◆ **TASK DESCRIPTION**:
Repeat the records verbatim and leave the pictures out of your copy.

◆ **Stored data**:
————

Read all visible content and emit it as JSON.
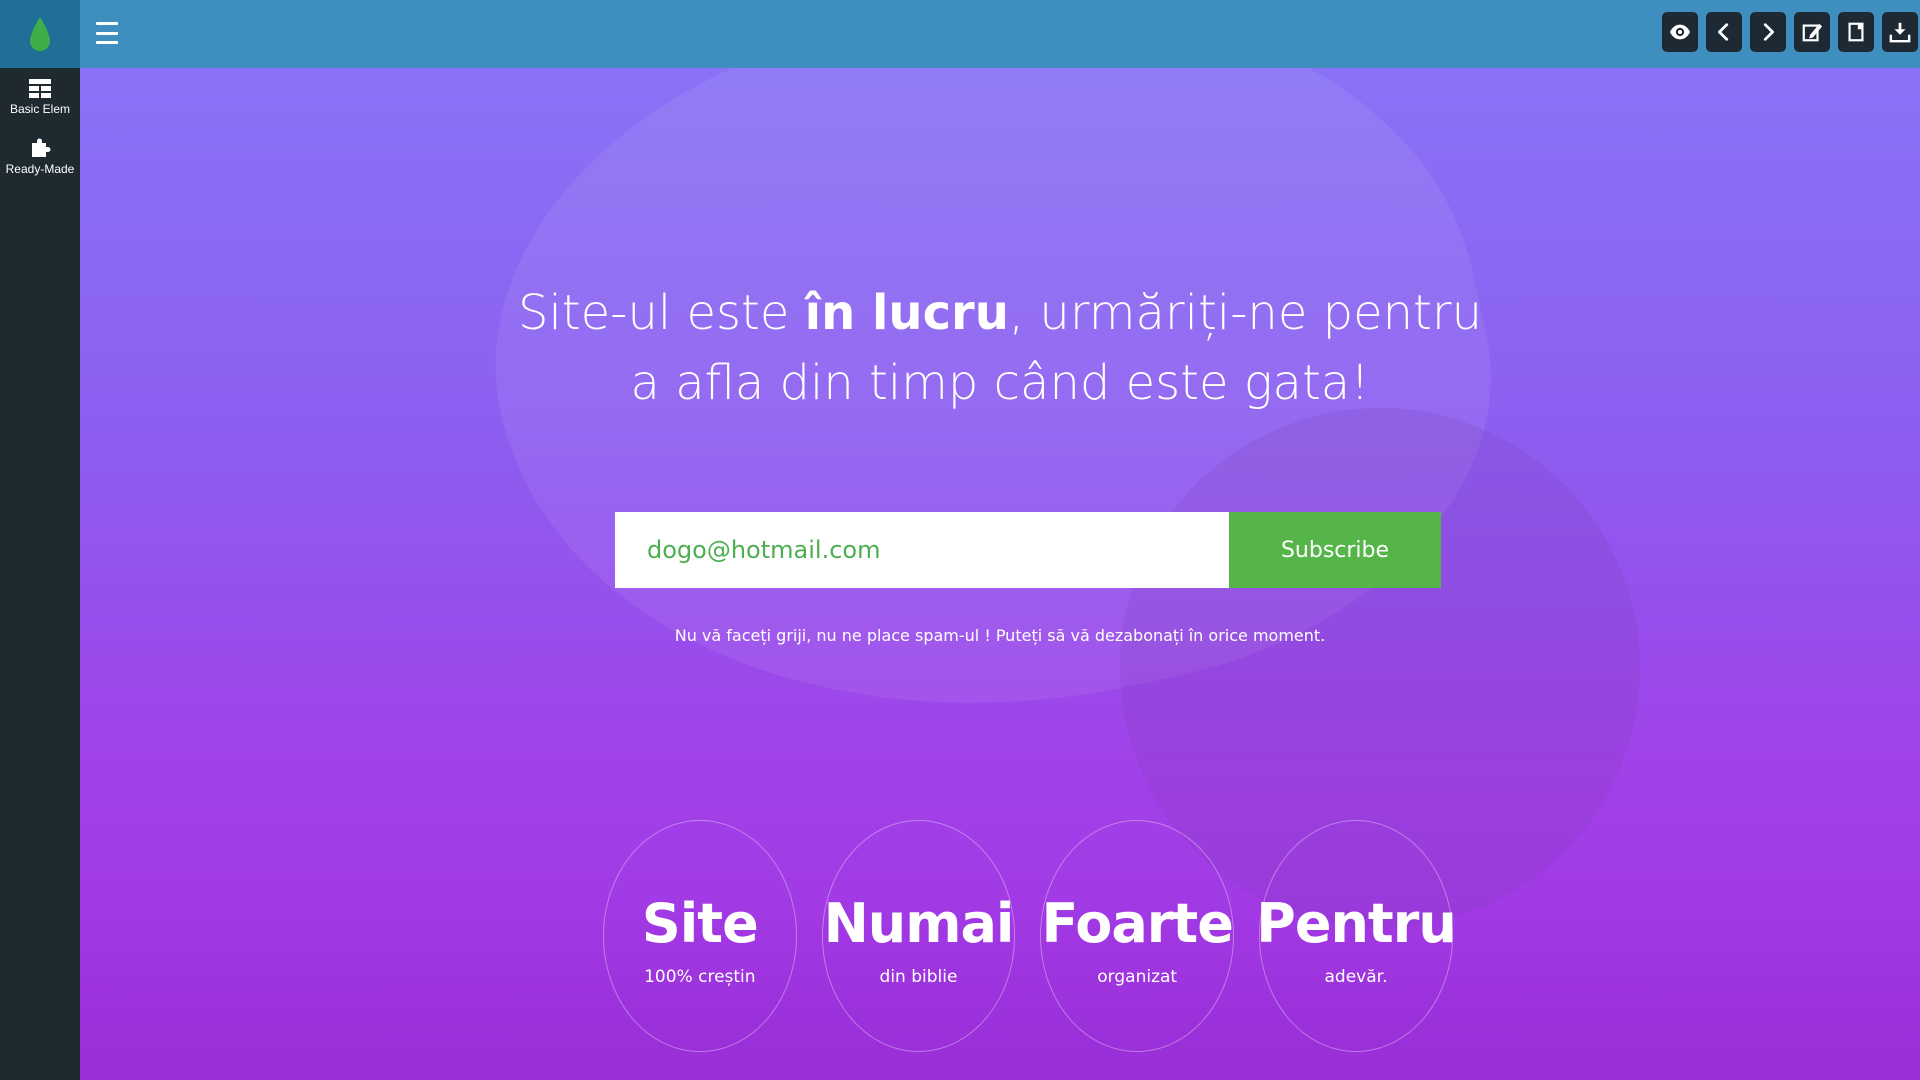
{
  "sidebar": {
    "items": [
      {
        "label": "Basic Elem",
        "icon": "grid-icon"
      },
      {
        "label": "Ready-Made",
        "icon": "puzzle-icon"
      }
    ]
  },
  "toolbar": {
    "icons": [
      "eye-icon",
      "chevron-left-icon",
      "chevron-right-icon",
      "edit-icon",
      "page-icon",
      "download-icon"
    ]
  },
  "hero": {
    "headline_part1": "Site-ul este ",
    "headline_bold": "în lucru",
    "headline_part2": ", urmăriți-ne pentru",
    "headline_line2": "a afla din timp când este gata!",
    "email_value": "dogo@hotmail.com",
    "subscribe_label": "Subscribe",
    "note": "Nu vă faceți griji, nu ne place spam-ul ! Puteți să vă dezabonați în orice moment."
  },
  "features": [
    {
      "title": "Site",
      "subtitle": "100% creștin"
    },
    {
      "title": "Numai",
      "subtitle": "din biblie"
    },
    {
      "title": "Foarte",
      "subtitle": "organizat"
    },
    {
      "title": "Pentru",
      "subtitle": "adevăr."
    }
  ],
  "colors": {
    "topbar": "#3e8fc0",
    "sidebar": "#1f2a30",
    "accent_green": "#55b549",
    "email_text": "#4caf50"
  }
}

————

◆ **WORKED ANSWER**:
Read all visible content and emit it as JSON.
{
  "sidebar": {
    "items": [
      {
        "label": "Basic Elem",
        "icon": "grid-icon"
      },
      {
        "label": "Ready-Made",
        "icon": "puzzle-icon"
      }
    ]
  },
  "toolbar": {
    "icons": [
      "eye-icon",
      "chevron-left-icon",
      "chevron-right-icon",
      "edit-icon",
      "page-icon",
      "download-icon"
    ]
  },
  "hero": {
    "headline_part1": "Site-ul este ",
    "headline_bold": "în lucru",
    "headline_part2": ", urmăriți-ne pentru",
    "headline_line2": "a afla din timp când este gata!",
    "email_value": "dogo@hotmail.com",
    "subscribe_label": "Subscribe",
    "note": "Nu vă faceți griji, nu ne place spam-ul ! Puteți să vă dezabonați în orice moment."
  },
  "features": [
    {
      "title": "Site",
      "subtitle": "100% creștin"
    },
    {
      "title": "Numai",
      "subtitle": "din biblie"
    },
    {
      "title": "Foarte",
      "subtitle": "organizat"
    },
    {
      "title": "Pentru",
      "subtitle": "adevăr."
    }
  ],
  "colors": {
    "topbar": "#3e8fc0",
    "sidebar": "#1f2a30",
    "accent_green": "#55b549",
    "email_text": "#4caf50"
  }
}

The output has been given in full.